Павел Лукницкий - Ленинград действует. Книга 2
Невский «пятачок» был захвачен частями 70-й стрелковой дивизии, и они закрепились на нем.
11-я бригада и 86-я дивизия, которым на своих участках не удалось достичь успеха, смыкаясь с флангов, присоединились к 70-й стрелковой дивизии, чтобы, переправившись у Невской Дубровки, расширить участок прорыва в обе стороны берега и развить наступление вглубь.
В этот день, стремясь отвлечь силы нашей авиации, немцы попытались, после почти пятимесячного перерыва, бомбить с воздуха Ленинград. Но им это плохо удалось. Их положение на Неве становилось угрожающим, потому что нашим частям на Невском «пятачке» удалось не только закрепиться, но и расширить участок прорыва; потому еще, что от Ивановского плацдарма вдоль берега Невы, атакуя немцев, пробивались части морской пехоты, а Волховский фронт вновь начал нажимать со своей стороны.

■ Письменные задания ■
- 1) Перепишите из текста страницы без изменений отрывок от слов «11-я бригада и» до слов «со своей стороны.» включительно.
- 2) Передайте суть текста страницы в двух предложениях.
Материал, помещенный после текста страницы, для работы не понадобится.

■ Представленный материал ■
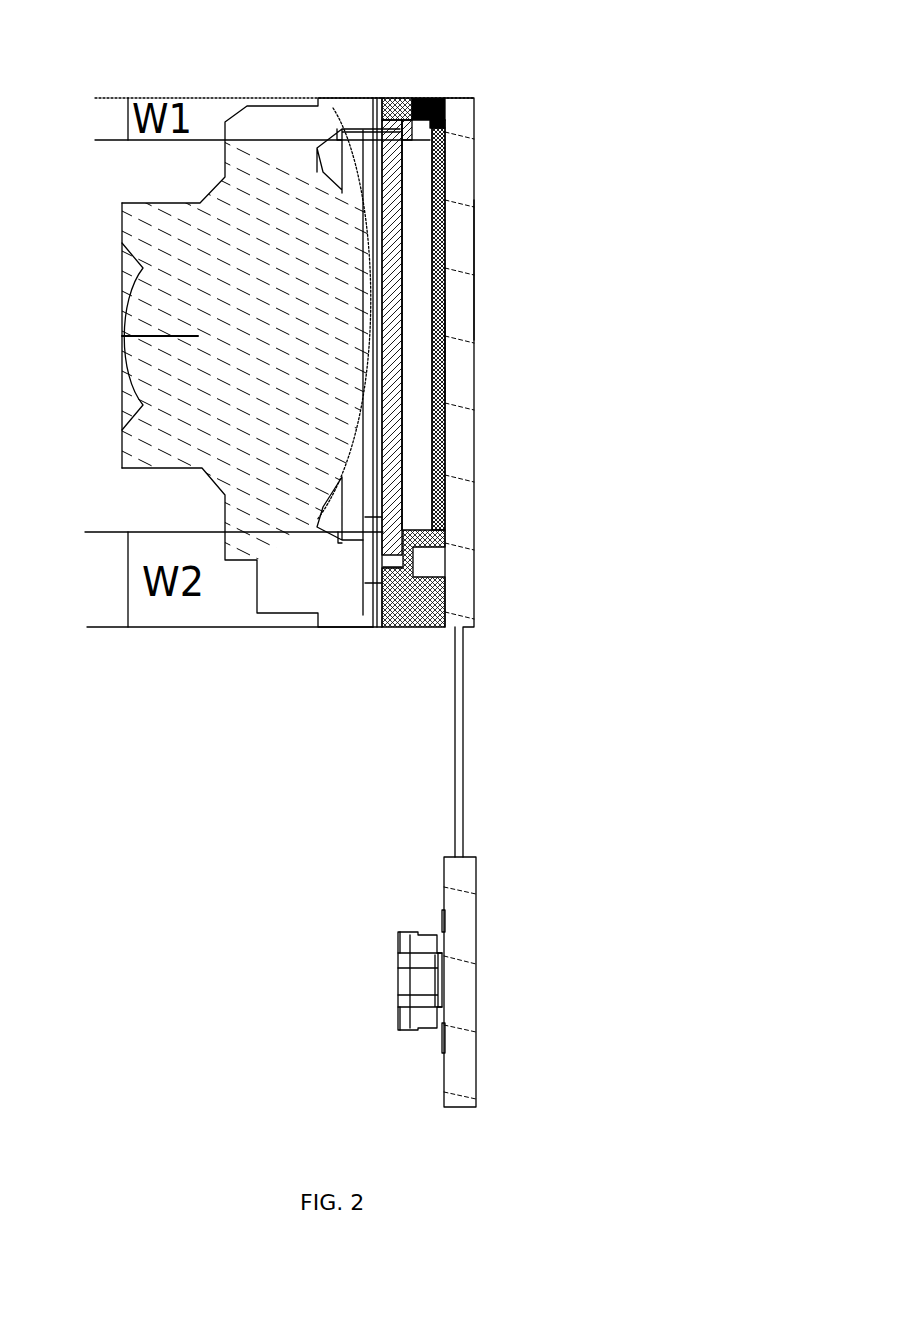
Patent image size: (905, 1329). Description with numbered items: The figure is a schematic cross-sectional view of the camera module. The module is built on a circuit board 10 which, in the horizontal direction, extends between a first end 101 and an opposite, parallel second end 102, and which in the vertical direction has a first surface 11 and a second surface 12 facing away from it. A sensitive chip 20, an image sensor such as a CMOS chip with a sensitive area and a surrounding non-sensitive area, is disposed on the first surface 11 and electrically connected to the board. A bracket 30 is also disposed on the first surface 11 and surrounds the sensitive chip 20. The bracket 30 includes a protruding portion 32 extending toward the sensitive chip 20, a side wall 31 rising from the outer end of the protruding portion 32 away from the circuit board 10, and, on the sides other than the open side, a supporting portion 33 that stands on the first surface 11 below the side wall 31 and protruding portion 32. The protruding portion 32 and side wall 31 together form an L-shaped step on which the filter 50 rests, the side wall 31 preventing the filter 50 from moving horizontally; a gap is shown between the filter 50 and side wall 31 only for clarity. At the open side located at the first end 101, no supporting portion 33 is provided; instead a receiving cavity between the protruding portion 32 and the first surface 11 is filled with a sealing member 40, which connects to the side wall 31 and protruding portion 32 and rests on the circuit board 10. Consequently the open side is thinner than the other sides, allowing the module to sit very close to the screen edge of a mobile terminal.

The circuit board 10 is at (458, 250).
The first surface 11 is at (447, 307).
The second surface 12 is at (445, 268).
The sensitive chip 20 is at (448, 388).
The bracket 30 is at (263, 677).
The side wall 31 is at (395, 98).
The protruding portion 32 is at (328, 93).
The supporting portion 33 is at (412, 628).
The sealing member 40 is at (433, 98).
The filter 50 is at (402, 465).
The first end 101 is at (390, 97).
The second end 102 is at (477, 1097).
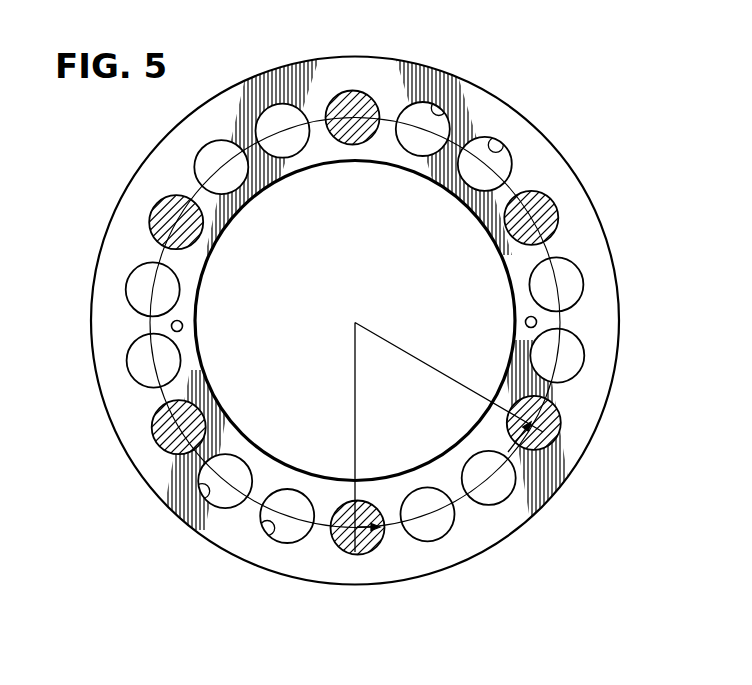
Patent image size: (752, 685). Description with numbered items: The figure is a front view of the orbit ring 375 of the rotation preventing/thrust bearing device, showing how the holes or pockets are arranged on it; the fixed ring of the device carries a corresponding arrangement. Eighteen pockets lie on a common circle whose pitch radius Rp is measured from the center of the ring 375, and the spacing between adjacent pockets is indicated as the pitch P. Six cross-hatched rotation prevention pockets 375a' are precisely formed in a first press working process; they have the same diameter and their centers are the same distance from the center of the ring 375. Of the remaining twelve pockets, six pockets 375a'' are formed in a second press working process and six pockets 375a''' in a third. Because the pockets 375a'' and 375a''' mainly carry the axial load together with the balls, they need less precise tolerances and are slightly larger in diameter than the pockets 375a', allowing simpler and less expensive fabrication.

■ Ответы к заданиям ■
- 1)
11-я бригада и 86-я дивизия, которым на своих участках не удалось достичь успеха, смыкаясь с флангов, присоединились к 70-й стрелковой дивизии, чтобы, переправившись у Невской Дубровки, расширить участок прорыва в обе стороны берега и развить наступление вглубь.
В этот день, стремясь отвлечь силы нашей авиации, немцы попытались, после почти пятимесячного перерыва, бомбить с воздуха Ленинград. Но им это плохо удалось. Их положение на Неве становилось угрожающим, потому что нашим частям на Невском «пятачке» удалось не только закрепиться, но и расширить участок прорыва; потому еще, что от Ивановского плацдарма вдоль берега Невы, атакуя немцев, пробивались части морской пехоты, а Волховский фронт вновь начал нажимать со своей стороны.

- 2) Части 70-й стрелковой дивизии захватили Невский «пятачок» и закрепились на нем, а 11-я бригада и 86-я дивизия присоединились к ним, чтобы расширить участок прорыва и развить наступление вглубь. В тот же день немцы, стремясь отвлечь нашу авиацию, попытались бомбить Ленинград, но это им плохо удалось, а их положение на Неве становилось угрожающим: прорыв расширялся, от Ивановского плацдарма пробивались части морской пехоты, а Волховский фронт вновь начал нажимать.